== Material shown
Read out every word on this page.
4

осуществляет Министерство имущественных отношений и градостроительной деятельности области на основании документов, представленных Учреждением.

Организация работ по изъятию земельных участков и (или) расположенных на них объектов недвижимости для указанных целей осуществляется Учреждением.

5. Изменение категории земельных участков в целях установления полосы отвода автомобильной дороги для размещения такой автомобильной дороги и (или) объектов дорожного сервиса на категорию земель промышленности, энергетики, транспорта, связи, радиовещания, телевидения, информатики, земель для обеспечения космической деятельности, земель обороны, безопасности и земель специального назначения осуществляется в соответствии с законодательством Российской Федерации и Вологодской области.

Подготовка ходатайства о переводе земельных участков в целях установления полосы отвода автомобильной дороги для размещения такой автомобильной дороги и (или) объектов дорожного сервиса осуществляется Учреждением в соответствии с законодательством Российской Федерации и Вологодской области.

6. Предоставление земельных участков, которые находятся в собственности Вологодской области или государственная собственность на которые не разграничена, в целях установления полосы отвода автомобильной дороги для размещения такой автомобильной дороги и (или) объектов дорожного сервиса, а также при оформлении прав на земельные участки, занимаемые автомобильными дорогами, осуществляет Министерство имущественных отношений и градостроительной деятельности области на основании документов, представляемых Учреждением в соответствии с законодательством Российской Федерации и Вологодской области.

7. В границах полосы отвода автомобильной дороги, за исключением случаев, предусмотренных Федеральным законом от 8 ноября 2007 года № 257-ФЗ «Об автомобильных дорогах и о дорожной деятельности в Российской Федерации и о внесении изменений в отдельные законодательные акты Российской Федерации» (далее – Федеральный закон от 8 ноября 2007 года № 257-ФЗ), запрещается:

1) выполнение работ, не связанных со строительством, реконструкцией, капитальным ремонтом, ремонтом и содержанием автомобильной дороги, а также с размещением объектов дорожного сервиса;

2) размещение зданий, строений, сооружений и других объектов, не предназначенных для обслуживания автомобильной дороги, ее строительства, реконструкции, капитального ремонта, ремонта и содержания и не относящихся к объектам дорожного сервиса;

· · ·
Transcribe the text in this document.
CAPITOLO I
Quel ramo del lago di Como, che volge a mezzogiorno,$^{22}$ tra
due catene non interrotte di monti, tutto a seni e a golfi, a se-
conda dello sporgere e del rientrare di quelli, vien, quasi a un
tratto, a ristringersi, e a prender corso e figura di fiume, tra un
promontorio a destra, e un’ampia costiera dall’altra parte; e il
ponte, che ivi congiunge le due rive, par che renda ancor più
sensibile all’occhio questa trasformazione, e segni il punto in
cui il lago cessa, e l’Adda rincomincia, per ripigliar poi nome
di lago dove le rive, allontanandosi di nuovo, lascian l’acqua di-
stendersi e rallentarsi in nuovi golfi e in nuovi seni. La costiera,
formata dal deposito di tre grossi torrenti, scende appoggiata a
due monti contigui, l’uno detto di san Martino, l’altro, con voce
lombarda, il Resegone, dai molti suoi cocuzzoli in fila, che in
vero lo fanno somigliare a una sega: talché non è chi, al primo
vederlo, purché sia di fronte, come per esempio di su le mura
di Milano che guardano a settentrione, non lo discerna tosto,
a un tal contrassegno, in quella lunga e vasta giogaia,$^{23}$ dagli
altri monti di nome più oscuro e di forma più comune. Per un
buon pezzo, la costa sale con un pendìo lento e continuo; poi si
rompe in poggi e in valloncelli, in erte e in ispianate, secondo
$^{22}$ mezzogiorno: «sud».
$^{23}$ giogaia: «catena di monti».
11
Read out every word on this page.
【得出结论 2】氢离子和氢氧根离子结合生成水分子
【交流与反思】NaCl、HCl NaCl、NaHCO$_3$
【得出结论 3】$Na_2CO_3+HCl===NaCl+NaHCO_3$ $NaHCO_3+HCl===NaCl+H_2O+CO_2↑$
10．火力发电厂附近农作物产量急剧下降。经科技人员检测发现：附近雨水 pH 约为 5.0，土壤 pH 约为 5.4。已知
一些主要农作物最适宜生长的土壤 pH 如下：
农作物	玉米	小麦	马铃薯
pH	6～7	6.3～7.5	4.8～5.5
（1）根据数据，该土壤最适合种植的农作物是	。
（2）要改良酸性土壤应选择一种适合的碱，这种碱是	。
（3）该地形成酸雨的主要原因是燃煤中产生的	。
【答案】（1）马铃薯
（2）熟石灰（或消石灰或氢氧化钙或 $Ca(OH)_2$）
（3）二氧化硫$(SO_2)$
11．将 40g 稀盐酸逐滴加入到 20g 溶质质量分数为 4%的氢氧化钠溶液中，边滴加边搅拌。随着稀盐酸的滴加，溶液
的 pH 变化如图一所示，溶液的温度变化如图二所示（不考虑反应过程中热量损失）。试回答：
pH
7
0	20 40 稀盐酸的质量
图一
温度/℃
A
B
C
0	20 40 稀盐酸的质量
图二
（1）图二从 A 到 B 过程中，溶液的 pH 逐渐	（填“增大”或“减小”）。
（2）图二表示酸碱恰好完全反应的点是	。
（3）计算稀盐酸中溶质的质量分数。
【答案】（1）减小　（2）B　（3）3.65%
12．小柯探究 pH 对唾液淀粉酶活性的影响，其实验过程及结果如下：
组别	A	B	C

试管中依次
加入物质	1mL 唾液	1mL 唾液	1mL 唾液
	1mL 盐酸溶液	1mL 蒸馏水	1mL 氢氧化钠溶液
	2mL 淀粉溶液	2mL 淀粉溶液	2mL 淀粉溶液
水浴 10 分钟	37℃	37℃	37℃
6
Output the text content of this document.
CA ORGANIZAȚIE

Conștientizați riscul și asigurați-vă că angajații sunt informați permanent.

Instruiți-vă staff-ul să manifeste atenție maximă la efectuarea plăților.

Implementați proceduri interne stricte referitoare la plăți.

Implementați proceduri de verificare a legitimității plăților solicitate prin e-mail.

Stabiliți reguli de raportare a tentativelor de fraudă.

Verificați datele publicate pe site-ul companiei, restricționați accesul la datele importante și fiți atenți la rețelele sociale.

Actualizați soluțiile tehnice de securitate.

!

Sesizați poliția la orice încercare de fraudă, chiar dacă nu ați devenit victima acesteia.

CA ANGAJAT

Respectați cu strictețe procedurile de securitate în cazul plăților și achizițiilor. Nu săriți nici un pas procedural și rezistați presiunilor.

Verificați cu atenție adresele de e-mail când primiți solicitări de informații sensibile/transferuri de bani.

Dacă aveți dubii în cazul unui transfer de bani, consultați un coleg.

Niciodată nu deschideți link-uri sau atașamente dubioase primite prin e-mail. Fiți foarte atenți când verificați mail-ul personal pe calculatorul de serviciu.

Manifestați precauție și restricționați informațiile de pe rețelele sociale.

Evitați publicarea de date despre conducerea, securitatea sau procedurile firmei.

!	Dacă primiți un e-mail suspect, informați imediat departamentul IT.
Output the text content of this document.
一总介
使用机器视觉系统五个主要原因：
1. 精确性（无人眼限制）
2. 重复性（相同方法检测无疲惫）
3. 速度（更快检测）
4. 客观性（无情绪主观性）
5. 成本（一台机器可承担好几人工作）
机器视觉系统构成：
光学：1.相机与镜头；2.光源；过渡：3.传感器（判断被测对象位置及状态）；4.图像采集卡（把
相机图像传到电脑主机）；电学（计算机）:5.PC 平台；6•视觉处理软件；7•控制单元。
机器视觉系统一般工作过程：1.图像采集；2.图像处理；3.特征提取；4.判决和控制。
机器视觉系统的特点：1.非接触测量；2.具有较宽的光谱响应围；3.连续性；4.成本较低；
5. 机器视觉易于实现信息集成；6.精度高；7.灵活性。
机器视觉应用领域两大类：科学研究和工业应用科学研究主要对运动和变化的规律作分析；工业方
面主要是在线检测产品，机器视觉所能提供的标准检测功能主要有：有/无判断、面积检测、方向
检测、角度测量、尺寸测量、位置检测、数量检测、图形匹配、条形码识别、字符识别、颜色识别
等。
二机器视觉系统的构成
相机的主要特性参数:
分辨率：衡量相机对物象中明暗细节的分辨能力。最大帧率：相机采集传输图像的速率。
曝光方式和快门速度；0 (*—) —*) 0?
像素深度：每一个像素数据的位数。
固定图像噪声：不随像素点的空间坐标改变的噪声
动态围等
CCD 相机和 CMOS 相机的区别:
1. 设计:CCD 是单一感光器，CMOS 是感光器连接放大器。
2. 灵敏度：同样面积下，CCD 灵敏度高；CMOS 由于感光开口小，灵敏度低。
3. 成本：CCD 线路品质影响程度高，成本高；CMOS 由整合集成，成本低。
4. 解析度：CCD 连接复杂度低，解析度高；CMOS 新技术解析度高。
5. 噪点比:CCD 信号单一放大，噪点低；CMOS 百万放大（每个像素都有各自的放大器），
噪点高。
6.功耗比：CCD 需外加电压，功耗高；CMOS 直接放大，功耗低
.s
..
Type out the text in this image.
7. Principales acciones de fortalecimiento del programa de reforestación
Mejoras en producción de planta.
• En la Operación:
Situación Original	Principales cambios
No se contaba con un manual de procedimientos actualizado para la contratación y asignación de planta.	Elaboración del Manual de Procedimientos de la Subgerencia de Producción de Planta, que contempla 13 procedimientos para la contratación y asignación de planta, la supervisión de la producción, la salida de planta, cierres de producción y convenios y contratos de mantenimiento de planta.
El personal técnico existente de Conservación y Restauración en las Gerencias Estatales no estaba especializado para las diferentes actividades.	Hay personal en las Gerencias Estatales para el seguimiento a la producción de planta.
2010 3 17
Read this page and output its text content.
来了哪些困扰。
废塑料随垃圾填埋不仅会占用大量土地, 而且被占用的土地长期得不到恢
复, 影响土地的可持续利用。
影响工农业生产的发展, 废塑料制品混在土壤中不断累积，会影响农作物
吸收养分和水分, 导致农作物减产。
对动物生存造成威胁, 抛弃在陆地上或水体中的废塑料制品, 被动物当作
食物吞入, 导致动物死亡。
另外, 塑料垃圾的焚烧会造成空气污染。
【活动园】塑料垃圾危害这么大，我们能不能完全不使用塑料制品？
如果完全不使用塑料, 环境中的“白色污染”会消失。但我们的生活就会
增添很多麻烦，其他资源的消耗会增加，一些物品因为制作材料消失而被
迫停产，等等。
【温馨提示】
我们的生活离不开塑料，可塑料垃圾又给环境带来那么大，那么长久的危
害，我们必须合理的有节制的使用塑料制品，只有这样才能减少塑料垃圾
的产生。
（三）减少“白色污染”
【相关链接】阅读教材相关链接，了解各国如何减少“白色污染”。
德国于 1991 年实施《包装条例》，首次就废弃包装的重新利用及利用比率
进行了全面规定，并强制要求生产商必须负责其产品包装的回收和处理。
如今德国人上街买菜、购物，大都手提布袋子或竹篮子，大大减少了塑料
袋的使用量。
====
(Aim)
Extract all lines from the data in which "para" is found.

(Answer)
No se contaba con un manual de procedimientos actualizado para la contratación y asignación de planta.	Elaboración del Manual de Procedimientos de la Subgerencia de Producción de Planta, que contempla 13 procedimientos para la contratación y asignación de planta, la supervisión de la producción, la salida de planta, cierres de producción y convenios y contratos de mantenimiento de planta.
El personal técnico existente de Conservación y Restauración en las Gerencias Estatales no estaba especializado para las diferentes actividades.	Hay personal en las Gerencias Estatales para el seguimiento a la producción de planta.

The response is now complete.